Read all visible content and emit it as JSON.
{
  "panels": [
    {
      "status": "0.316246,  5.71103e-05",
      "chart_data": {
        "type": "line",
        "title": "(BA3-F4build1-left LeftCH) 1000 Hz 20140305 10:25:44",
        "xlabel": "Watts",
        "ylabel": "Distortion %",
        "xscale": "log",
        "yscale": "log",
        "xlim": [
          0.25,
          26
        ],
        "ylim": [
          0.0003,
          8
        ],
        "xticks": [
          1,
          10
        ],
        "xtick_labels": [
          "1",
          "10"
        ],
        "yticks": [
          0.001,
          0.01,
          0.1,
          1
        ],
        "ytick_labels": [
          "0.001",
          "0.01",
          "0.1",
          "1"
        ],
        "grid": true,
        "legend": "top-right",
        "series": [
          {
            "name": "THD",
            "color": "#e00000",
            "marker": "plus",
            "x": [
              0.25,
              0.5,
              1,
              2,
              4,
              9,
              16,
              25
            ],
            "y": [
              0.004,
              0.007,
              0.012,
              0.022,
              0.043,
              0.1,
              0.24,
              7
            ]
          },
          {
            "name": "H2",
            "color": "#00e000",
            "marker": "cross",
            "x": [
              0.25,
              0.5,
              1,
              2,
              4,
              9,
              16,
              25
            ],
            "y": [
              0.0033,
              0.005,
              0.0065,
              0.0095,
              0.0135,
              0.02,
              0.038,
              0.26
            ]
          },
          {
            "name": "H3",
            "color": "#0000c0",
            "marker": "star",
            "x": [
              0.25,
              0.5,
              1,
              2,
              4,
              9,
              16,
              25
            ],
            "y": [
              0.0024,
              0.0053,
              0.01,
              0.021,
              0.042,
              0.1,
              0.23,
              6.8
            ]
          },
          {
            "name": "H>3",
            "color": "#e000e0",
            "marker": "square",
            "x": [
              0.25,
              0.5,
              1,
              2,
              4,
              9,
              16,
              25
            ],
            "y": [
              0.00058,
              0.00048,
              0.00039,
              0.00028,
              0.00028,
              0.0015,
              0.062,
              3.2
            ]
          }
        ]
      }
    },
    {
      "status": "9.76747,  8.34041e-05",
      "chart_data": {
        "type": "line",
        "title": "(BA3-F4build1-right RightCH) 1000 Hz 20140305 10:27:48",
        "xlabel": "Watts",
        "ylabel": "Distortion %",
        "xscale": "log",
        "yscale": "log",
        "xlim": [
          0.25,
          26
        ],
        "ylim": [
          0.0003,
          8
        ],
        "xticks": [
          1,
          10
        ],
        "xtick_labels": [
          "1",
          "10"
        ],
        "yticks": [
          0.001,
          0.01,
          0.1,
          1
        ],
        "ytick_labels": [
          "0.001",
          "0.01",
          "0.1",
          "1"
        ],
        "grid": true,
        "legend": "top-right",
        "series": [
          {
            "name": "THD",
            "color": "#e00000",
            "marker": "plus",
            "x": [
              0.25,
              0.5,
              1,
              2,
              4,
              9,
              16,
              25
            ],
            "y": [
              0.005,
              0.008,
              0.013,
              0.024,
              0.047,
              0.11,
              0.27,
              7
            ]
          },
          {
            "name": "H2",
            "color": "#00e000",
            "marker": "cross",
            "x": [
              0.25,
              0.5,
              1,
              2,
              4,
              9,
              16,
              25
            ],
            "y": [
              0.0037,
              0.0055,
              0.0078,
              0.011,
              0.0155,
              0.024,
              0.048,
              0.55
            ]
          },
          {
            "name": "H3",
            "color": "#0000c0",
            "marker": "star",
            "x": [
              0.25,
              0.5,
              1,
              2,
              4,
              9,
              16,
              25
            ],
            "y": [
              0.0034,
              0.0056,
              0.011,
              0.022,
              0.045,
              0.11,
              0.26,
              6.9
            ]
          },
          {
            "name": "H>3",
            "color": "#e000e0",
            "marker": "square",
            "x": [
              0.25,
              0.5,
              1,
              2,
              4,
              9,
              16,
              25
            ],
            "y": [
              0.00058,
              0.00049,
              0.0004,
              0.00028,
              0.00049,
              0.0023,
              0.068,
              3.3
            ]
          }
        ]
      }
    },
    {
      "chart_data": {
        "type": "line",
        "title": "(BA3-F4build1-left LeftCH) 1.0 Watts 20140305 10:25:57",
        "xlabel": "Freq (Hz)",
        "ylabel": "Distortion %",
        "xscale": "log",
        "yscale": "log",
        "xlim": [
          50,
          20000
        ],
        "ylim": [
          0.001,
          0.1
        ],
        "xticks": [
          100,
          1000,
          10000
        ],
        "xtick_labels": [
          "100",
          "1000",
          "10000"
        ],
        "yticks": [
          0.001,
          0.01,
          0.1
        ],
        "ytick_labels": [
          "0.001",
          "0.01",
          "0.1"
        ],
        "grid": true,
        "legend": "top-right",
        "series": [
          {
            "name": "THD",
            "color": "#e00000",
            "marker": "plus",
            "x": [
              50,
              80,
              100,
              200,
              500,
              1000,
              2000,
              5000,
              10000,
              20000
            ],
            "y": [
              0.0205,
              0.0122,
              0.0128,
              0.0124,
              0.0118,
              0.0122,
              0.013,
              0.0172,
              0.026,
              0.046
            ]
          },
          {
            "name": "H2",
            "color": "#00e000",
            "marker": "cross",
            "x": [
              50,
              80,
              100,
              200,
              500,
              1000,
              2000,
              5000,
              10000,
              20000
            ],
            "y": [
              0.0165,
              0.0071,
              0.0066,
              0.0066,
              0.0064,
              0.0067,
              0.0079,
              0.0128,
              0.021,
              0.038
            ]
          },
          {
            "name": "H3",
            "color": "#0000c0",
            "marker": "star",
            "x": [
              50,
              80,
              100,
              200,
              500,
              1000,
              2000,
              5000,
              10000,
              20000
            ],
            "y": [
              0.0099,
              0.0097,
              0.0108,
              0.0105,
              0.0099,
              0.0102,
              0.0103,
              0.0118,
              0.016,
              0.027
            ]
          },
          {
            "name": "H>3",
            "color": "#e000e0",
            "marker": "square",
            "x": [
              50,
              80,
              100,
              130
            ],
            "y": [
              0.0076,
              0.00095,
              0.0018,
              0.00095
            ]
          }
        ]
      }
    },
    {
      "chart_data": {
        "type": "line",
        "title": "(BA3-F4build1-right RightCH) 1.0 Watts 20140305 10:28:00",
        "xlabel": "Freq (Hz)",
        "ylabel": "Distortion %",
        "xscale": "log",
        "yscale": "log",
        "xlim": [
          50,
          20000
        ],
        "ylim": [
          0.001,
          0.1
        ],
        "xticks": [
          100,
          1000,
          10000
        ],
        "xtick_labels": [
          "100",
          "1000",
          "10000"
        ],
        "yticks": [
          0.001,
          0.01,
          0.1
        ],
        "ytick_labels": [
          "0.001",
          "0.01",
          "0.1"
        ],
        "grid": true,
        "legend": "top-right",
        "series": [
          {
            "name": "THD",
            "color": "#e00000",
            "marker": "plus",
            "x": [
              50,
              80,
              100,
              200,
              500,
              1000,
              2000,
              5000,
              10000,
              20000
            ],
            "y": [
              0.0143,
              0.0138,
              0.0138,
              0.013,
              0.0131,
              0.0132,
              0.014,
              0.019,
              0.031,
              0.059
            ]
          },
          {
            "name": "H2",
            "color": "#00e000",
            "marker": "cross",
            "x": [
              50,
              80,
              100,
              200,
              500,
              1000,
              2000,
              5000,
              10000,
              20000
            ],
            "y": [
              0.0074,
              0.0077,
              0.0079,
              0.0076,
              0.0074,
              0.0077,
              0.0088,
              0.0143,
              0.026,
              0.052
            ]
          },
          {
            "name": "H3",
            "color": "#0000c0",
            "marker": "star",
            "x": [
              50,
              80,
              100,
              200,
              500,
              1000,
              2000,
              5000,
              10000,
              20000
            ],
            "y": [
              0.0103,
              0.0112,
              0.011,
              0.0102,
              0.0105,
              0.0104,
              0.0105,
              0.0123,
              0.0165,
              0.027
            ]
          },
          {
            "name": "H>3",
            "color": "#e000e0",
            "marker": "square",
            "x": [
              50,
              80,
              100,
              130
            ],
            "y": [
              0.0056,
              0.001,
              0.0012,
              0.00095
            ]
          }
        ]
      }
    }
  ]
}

Aim of the exercise. Of the lines above, how many hold the string "status"? Answer with only the number.

Exercise response. 2